> **What you have to do**
Transcribe the material in full, exactly as written.

> **Listing**
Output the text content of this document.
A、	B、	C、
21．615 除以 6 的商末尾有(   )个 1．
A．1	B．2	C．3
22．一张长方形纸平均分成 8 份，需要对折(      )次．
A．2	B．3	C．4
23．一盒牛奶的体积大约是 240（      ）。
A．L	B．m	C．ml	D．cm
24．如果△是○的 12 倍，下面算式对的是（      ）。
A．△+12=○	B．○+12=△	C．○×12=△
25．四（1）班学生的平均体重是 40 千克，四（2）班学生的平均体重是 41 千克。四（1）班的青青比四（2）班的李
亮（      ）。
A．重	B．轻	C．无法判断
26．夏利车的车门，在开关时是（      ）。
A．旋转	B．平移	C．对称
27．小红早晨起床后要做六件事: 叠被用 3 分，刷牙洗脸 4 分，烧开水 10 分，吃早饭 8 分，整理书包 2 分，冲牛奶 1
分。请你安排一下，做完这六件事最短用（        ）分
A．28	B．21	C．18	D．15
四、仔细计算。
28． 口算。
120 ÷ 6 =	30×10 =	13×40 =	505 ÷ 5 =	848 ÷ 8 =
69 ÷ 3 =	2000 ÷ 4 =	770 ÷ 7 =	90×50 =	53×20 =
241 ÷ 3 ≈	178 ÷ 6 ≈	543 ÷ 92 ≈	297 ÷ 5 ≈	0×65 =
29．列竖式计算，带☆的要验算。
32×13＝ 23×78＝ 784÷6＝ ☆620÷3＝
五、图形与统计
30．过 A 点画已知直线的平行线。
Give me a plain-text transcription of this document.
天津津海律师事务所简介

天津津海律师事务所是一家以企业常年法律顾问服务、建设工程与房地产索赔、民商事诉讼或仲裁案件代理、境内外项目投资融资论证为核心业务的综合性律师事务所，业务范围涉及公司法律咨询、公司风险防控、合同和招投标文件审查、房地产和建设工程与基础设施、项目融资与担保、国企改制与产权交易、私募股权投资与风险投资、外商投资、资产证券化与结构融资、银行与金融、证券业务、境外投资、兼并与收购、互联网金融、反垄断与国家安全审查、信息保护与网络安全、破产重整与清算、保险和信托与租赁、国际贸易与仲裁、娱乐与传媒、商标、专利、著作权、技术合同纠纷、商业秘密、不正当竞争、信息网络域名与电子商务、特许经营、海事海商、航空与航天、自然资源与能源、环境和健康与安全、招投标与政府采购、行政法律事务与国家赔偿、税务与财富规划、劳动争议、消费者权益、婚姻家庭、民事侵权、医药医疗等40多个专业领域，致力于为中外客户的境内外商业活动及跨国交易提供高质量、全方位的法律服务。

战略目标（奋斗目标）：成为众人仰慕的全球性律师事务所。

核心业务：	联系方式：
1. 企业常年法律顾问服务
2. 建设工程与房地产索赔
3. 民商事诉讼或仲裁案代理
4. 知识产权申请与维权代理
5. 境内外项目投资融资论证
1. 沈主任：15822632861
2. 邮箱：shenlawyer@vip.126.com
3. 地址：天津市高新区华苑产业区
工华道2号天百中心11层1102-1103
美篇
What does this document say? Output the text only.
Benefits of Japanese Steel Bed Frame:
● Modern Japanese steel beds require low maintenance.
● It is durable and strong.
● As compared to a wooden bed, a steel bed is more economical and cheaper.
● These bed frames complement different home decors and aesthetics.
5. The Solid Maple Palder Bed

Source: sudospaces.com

> **Expected output**
Output the text content of this document.
A、	B、	C、
21．615 除以 6 的商末尾有(   )个 1．
A．1	B．2	C．3
22．一张长方形纸平均分成 8 份，需要对折(      )次．
A．2	B．3	C．4
23．一盒牛奶的体积大约是 240（      ）。
A．L	B．m	C．ml	D．cm
24．如果△是○的 12 倍，下面算式对的是（      ）。
A．△+12=○	B．○+12=△	C．○×12=△
25．四（1）班学生的平均体重是 40 千克，四（2）班学生的平均体重是 41 千克。四（1）班的青青比四（2）班的李
亮（      ）。
A．重	B．轻	C．无法判断
26．夏利车的车门，在开关时是（      ）。
A．旋转	B．平移	C．对称
27．小红早晨起床后要做六件事: 叠被用 3 分，刷牙洗脸 4 分，烧开水 10 分，吃早饭 8 分，整理书包 2 分，冲牛奶 1
分。请你安排一下，做完这六件事最短用（        ）分
A．28	B．21	C．18	D．15
四、仔细计算。
28． 口算。
120 ÷ 6 =	30×10 =	13×40 =	505 ÷ 5 =	848 ÷ 8 =
69 ÷ 3 =	2000 ÷ 4 =	770 ÷ 7 =	90×50 =	53×20 =
241 ÷ 3 ≈	178 ÷ 6 ≈	543 ÷ 92 ≈	297 ÷ 5 ≈	0×65 =
29．列竖式计算，带☆的要验算。
32×13＝ 23×78＝ 784÷6＝ ☆620÷3＝
五、图形与统计
30．过 A 点画已知直线的平行线。
Give me a plain-text transcription of this document.
天津津海律师事务所简介

天津津海律师事务所是一家以企业常年法律顾问服务、建设工程与房地产索赔、民商事诉讼或仲裁案件代理、境内外项目投资融资论证为核心业务的综合性律师事务所，业务范围涉及公司法律咨询、公司风险防控、合同和招投标文件审查、房地产和建设工程与基础设施、项目融资与担保、国企改制与产权交易、私募股权投资与风险投资、外商投资、资产证券化与结构融资、银行与金融、证券业务、境外投资、兼并与收购、互联网金融、反垄断与国家安全审查、信息保护与网络安全、破产重整与清算、保险和信托与租赁、国际贸易与仲裁、娱乐与传媒、商标、专利、著作权、技术合同纠纷、商业秘密、不正当竞争、信息网络域名与电子商务、特许经营、海事海商、航空与航天、自然资源与能源、环境和健康与安全、招投标与政府采购、行政法律事务与国家赔偿、税务与财富规划、劳动争议、消费者权益、婚姻家庭、民事侵权、医药医疗等40多个专业领域，致力于为中外客户的境内外商业活动及跨国交易提供高质量、全方位的法律服务。

战略目标（奋斗目标）：成为众人仰慕的全球性律师事务所。

核心业务：	联系方式：
1. 企业常年法律顾问服务
2. 建设工程与房地产索赔
3. 民商事诉讼或仲裁案代理
4. 知识产权申请与维权代理
5. 境内外项目投资融资论证
1. 沈主任：15822632861
2. 邮箱：shenlawyer@vip.126.com
3. 地址：天津市高新区华苑产业区
工华道2号天百中心11层1102-1103
美篇
What does this document say? Output the text only.
Benefits of Japanese Steel Bed Frame:
● Modern Japanese steel beds require low maintenance.
● It is durable and strong.
● As compared to a wooden bed, a steel bed is more economical and cheaper.
● These bed frames complement different home decors and aesthetics.
5. The Solid Maple Palder Bed

Source: sudospaces.com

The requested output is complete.